'''

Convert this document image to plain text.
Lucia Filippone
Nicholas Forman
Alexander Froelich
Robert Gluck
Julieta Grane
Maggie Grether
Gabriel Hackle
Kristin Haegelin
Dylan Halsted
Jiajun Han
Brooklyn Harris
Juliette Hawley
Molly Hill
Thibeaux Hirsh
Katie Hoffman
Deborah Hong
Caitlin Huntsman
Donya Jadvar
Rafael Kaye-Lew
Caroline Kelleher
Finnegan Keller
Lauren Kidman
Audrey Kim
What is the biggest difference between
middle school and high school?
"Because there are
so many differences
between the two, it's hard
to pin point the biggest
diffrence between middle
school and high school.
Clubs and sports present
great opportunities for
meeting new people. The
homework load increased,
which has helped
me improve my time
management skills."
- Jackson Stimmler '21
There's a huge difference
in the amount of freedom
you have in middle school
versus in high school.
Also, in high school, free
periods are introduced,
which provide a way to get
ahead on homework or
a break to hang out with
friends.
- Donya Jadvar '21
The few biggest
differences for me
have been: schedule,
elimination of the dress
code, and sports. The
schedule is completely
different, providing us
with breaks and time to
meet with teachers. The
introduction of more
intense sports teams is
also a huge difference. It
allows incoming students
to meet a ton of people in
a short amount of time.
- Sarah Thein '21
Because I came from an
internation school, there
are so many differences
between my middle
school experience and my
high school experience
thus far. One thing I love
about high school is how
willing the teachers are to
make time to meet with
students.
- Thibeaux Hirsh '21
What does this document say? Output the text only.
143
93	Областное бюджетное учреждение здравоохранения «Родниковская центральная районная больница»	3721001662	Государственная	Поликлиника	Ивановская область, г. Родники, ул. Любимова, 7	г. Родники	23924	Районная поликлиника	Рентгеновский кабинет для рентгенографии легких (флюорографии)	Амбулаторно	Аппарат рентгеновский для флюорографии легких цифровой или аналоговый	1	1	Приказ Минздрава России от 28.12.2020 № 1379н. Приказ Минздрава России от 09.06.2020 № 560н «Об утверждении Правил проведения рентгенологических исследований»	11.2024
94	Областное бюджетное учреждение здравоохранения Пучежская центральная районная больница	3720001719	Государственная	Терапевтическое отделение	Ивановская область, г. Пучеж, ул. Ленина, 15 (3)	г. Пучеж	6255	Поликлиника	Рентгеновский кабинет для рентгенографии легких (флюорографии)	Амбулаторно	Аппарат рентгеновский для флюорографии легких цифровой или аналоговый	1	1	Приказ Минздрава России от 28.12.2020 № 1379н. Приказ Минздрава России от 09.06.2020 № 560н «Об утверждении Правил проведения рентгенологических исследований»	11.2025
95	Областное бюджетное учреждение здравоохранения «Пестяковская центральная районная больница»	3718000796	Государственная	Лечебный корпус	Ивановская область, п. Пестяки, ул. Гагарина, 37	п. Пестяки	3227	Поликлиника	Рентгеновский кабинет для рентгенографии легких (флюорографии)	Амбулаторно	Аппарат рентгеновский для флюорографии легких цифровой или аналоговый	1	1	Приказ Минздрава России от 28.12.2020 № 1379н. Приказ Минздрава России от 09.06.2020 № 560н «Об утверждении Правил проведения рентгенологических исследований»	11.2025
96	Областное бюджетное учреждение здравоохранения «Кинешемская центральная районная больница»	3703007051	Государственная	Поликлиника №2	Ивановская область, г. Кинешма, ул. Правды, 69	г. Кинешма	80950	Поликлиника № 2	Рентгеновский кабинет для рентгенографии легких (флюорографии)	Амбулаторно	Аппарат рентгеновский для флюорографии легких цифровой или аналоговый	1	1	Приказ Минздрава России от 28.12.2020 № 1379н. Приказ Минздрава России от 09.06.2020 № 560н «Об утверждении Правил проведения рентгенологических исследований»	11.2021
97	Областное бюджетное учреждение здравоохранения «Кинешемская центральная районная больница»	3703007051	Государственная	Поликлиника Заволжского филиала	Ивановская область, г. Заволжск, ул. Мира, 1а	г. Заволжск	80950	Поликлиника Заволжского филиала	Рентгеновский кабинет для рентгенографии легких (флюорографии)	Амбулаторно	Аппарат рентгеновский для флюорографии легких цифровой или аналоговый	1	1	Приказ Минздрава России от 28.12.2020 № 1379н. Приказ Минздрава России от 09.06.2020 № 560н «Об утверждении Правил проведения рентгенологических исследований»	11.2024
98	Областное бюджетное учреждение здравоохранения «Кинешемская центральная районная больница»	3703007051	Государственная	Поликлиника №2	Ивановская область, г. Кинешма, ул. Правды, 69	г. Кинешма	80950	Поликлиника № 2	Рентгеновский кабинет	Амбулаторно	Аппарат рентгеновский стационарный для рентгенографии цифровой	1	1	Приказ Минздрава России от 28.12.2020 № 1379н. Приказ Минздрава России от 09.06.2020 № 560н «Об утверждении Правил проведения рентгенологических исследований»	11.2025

'''

Exercise aim: Extract from the material all lines containing the string "students".

Written answer:
allows incoming students
students.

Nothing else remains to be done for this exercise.